- _Task directions_: Only the lines from the one holding "Transcribe the text in this document." to the end should be retyped, exactly, with both ends included and no pictures.

[Stored items from a collection]
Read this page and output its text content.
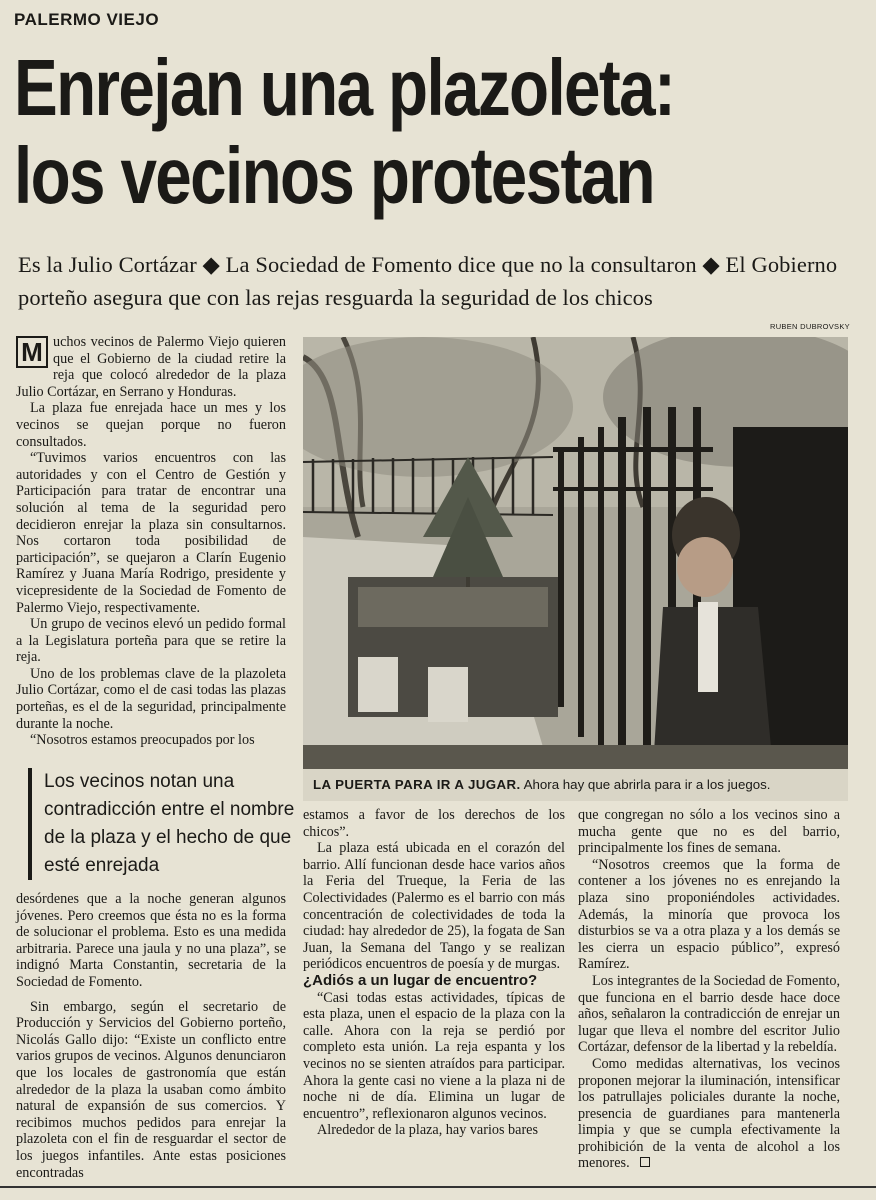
PALERMO VIEJO
Enrejan una plazoleta:
los vecinos protestan
Es la Julio Cortázar ◆ La Sociedad de Fomento dice que no la consultaron ◆ El Gobierno porteño asegura que con las rejas resguarda la seguridad de los chicos
RUBEN DUBROVSKY

M uchos vecinos de Palermo Viejo quieren que el Gobierno de la ciudad retire la reja que colocó alrededor de la plaza Julio Cortázar, en Serrano y Honduras.

La plaza fue enrejada hace un mes y los vecinos se quejan porque no fueron consultados.

“Tuvimos varios encuentros con las autoridades y con el Centro de Gestión y Participación para tratar de encontrar una solución al tema de la seguridad pero decidieron enrejar la plaza sin consultarnos. Nos cortaron toda posibilidad de participación”, se quejaron a Clarín Eugenio Ramírez y Juana María Rodrigo, presidente y vicepresidente de la Sociedad de Fomento de Palermo Viejo, respectivamente.

Un grupo de vecinos elevó un pedido formal a la Legislatura porteña para que se retire la reja.

Uno de los problemas clave de la plazoleta Julio Cortázar, como el de casi todas las plazas porteñas, es el de la seguridad, principalmente durante la noche.

“Nosotros estamos preocupados por los

Los vecinos notan una contradicción entre el nombre de la plaza y el hecho de que esté enrejada

desórdenes que a la noche generan algunos jóvenes. Pero creemos que ésta no es la forma de solucionar el problema. Esto es una medida arbitraria. Parece una jaula y no una plaza”, se indignó Marta Constantin, secretaria de la Sociedad de Fomento.

Sin embargo, según el secretario de Producción y Servicios del Gobierno porteño, Nicolás Gallo dijo: “Existe un conflicto entre varios grupos de vecinos. Algunos denunciaron que los locales de gastronomía que están alrededor de la plaza la usaban como ámbito natural de expansión de sus comercios. Y recibimos muchos pedidos para enrejar la plazoleta con el fin de resguardar el sector de los juegos infantiles. Ante estas posiciones encontradas

LA PUERTA PARA IR A JUGAR. Ahora hay que abrirla para ir a los juegos.

estamos a favor de los derechos de los chicos”.

La plaza está ubicada en el corazón del barrio. Allí funcionan desde hace varios años la Feria del Trueque, la Feria de las Colectividades (Palermo es el barrio con más concentración de colectividades de toda la ciudad: hay alrededor de 25), la fogata de San Juan, la Semana del Tango y se realizan periódicos encuentros de poesía y de murgas.

¿Adiós a un lugar de encuentro?

“Casi todas estas actividades, típicas de esta plaza, unen el espacio de la plaza con la calle. Ahora con la reja se perdió por completo esta unión. La reja espanta y los vecinos no se sienten atraídos para participar. Ahora la gente casi no viene a la plaza ni de noche ni de día. Elimina un lugar de encuentro”, reflexionaron algunos vecinos.

Alrededor de la plaza, hay varios bares

que congregan no sólo a los vecinos sino a mucha gente que no es del barrio, principalmente los fines de semana.

“Nosotros creemos que la forma de contener a los jóvenes no es enrejando la plaza sino proponiéndoles actividades. Además, la minoría que provoca los disturbios se va a otra plaza y a los demás se les cierra un espacio público”, expresó Ramírez.

Los integrantes de la Sociedad de Fomento, que funciona en el barrio desde hace doce años, señalaron la contradicción de enrejar un lugar que lleva el nombre del escritor Julio Cortázar, defensor de la libertad y la rebeldía.

Como medidas alternativas, los vecinos proponen mejorar la iluminación, intensificar los patrullajes policiales durante la noche, presencia de guardianes para mantenerla limpia y que se cumpla efectivamente la prohibición de la venta de alcohol a los menores.
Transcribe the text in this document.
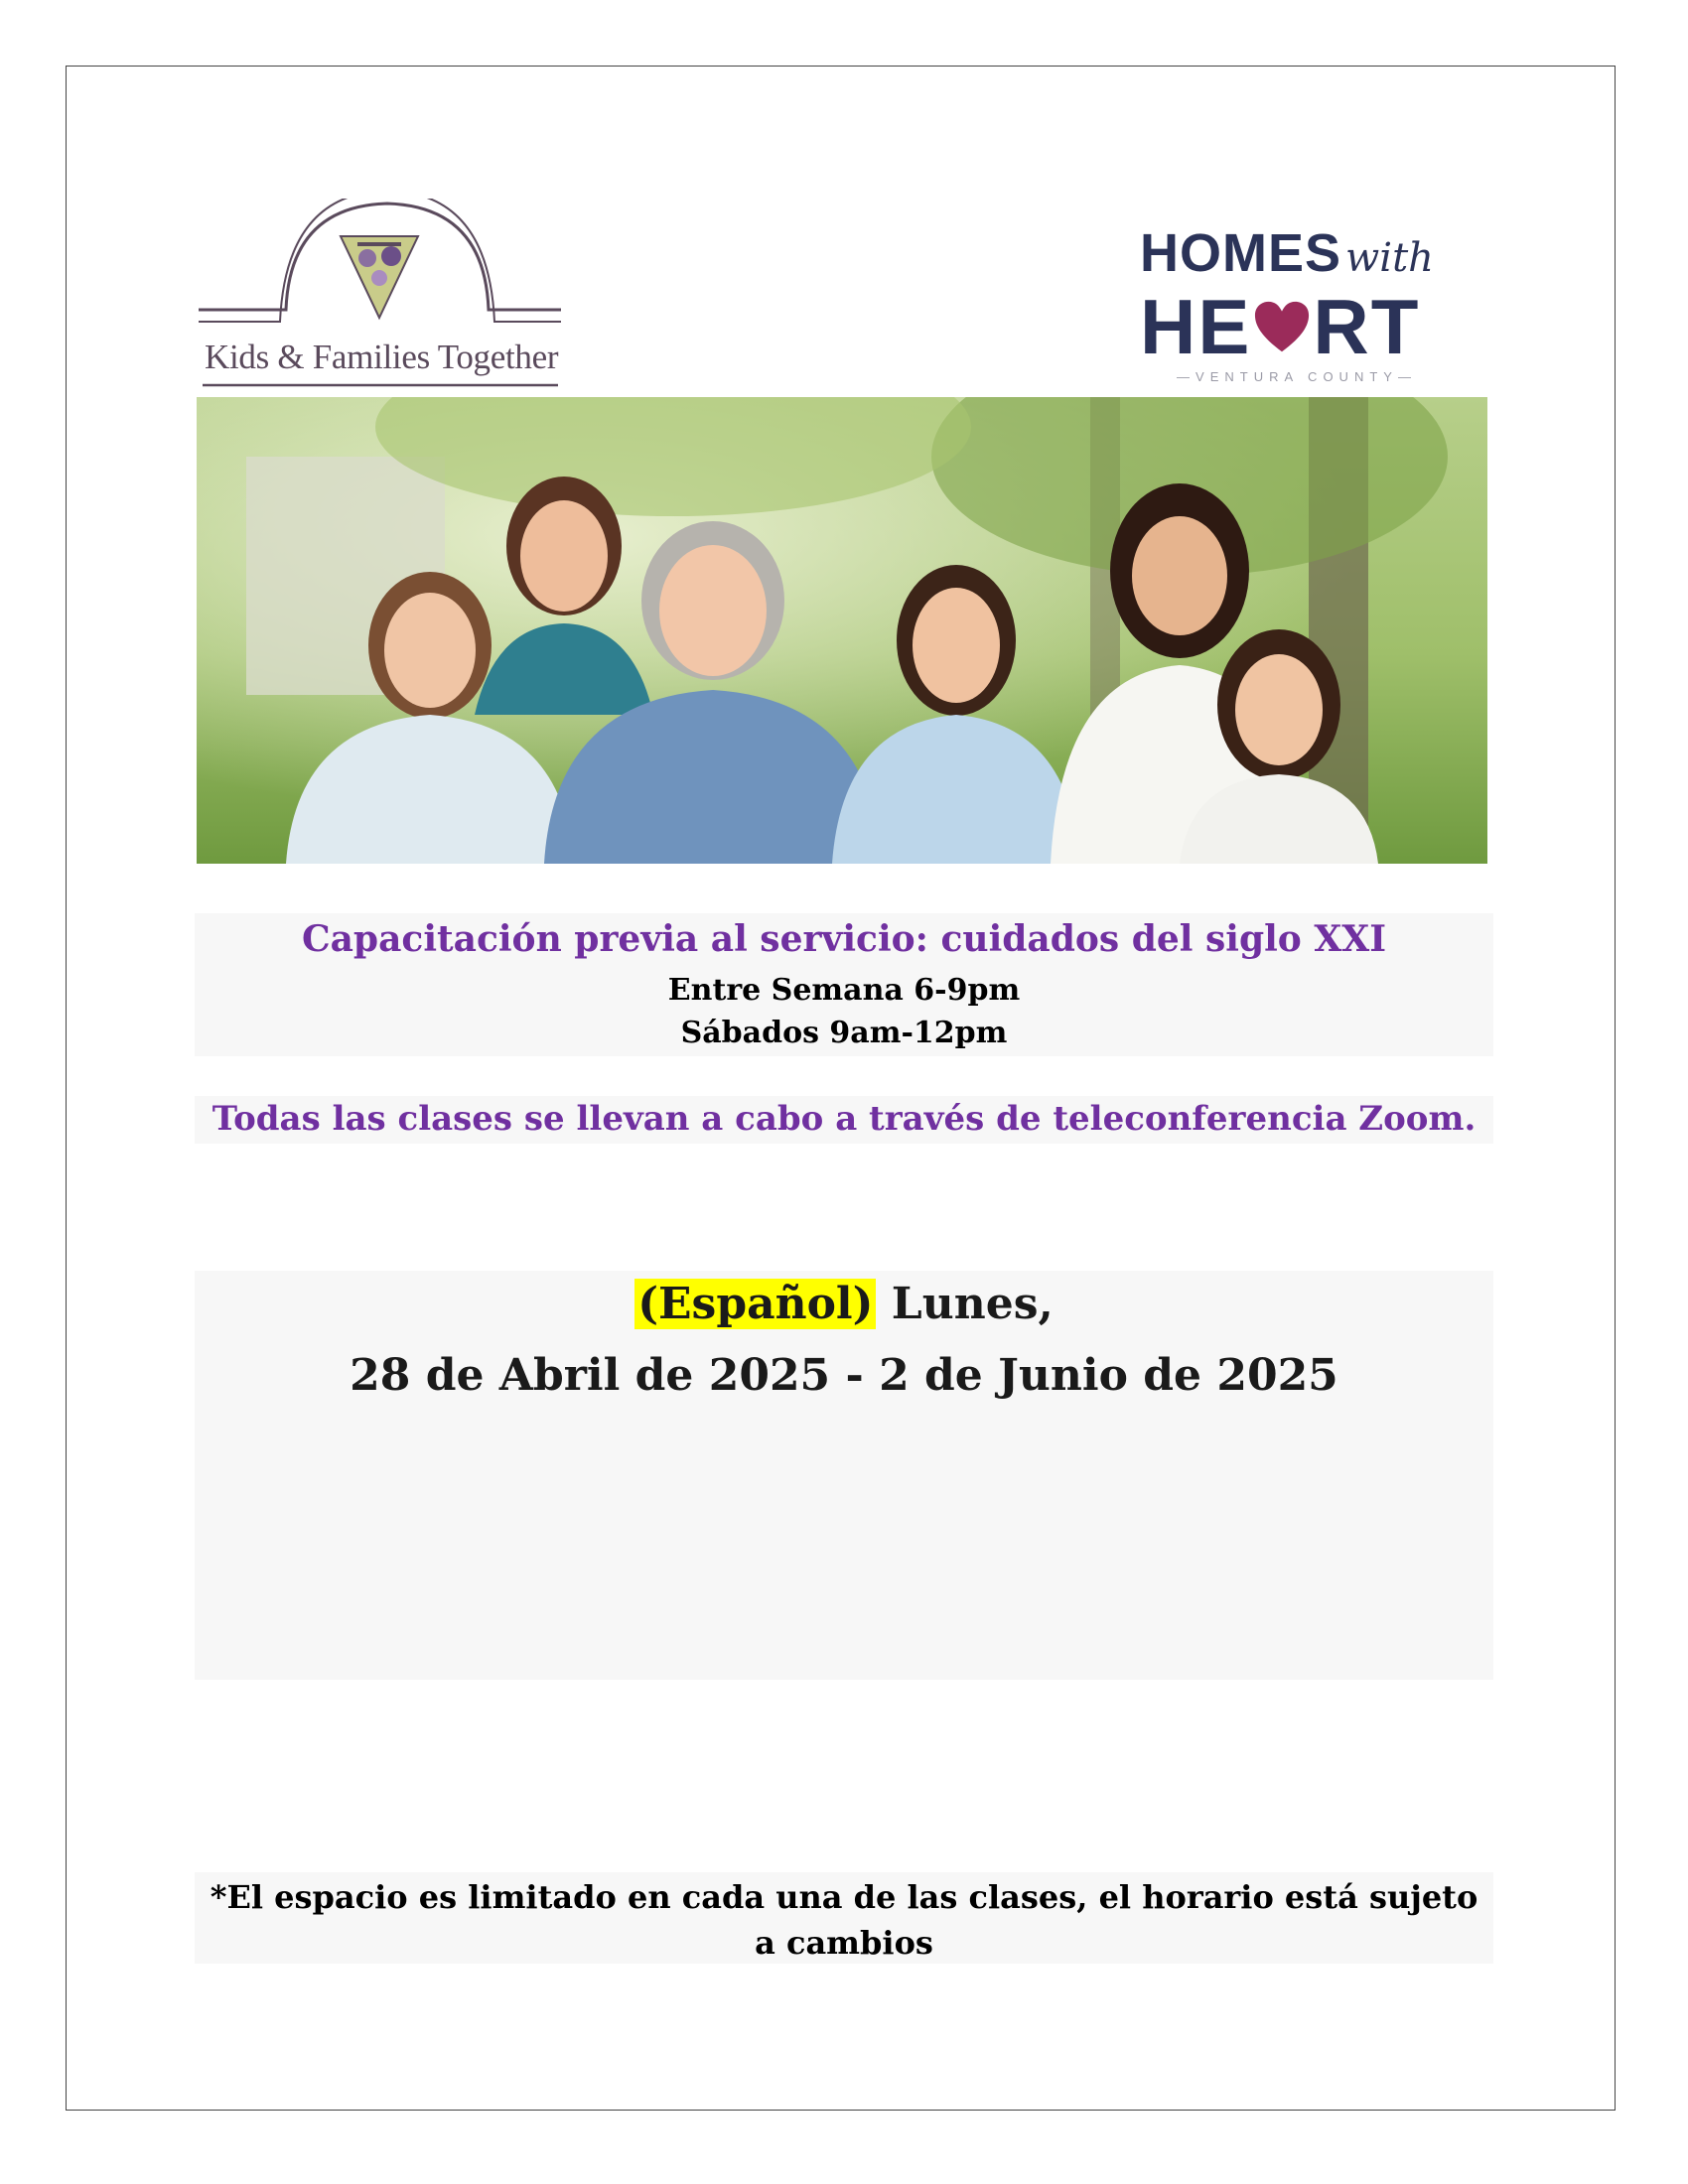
Kids & Families Together
HOMES with
HE RT
—VENTURA COUNTY—
Capacitación previa al servicio: cuidados del siglo XXI
Entre Semana 6-9pm
Sábados 9am-12pm
Todas las clases se llevan a cabo a través de teleconferencia Zoom.
(Español) Lunes,
28 de Abril de 2025 - 2 de Junio de 2025
*El espacio es limitado en cada una de las clases, el horario está sujeto a cambios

- _Written answer_:
Transcribe the text in this document.
Kids & Families Together
HOMES with
HE RT
—VENTURA COUNTY—
Capacitación previa al servicio: cuidados del siglo XXI
Entre Semana 6-9pm
Sábados 9am-12pm
Todas las clases se llevan a cabo a través de teleconferencia Zoom.
(Español) Lunes,
28 de Abril de 2025 - 2 de Junio de 2025
*El espacio es limitado en cada una de las clases, el horario está sujeto a cambios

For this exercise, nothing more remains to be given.